(Recorded data)
○ ○ ○ ○ ○

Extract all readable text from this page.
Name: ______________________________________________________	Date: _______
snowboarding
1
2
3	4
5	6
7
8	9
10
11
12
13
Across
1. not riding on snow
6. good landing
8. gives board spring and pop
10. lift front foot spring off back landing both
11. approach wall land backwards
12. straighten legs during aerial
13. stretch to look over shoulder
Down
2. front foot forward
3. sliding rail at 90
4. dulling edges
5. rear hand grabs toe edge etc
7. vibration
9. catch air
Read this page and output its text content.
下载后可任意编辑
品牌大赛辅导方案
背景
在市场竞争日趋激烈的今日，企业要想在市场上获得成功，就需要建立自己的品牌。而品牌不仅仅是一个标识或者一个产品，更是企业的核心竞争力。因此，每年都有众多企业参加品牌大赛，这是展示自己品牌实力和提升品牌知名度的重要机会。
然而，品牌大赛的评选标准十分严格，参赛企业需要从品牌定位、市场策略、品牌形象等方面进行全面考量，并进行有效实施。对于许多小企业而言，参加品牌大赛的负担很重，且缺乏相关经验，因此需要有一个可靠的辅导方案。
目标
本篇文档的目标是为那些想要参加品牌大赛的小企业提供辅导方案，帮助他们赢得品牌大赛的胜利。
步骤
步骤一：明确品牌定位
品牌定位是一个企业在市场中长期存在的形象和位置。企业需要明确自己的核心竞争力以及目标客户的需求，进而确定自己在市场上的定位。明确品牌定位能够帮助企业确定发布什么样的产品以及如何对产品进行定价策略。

○ ○ ○ ○ ○

• _Work instructions_
Copy all of the data exactly.

• _The response_
Extract all readable text from this page.
Name: ______________________________________________________	Date: _______
snowboarding
1
2
3	4
5	6
7
8	9
10
11
12
13
Across
1. not riding on snow
6. good landing
8. gives board spring and pop
10. lift front foot spring off back landing both
11. approach wall land backwards
12. straighten legs during aerial
13. stretch to look over shoulder
Down
2. front foot forward
3. sliding rail at 90
4. dulling edges
5. rear hand grabs toe edge etc
7. vibration
9. catch air
Read this page and output its text content.
下载后可任意编辑
品牌大赛辅导方案
背景
在市场竞争日趋激烈的今日，企业要想在市场上获得成功，就需要建立自己的品牌。而品牌不仅仅是一个标识或者一个产品，更是企业的核心竞争力。因此，每年都有众多企业参加品牌大赛，这是展示自己品牌实力和提升品牌知名度的重要机会。
然而，品牌大赛的评选标准十分严格，参赛企业需要从品牌定位、市场策略、品牌形象等方面进行全面考量，并进行有效实施。对于许多小企业而言，参加品牌大赛的负担很重，且缺乏相关经验，因此需要有一个可靠的辅导方案。
目标
本篇文档的目标是为那些想要参加品牌大赛的小企业提供辅导方案，帮助他们赢得品牌大赛的胜利。
步骤
步骤一：明确品牌定位
品牌定位是一个企业在市场中长期存在的形象和位置。企业需要明确自己的核心竞争力以及目标客户的需求，进而确定自己在市场上的定位。明确品牌定位能够帮助企业确定发布什么样的产品以及如何对产品进行定价策略。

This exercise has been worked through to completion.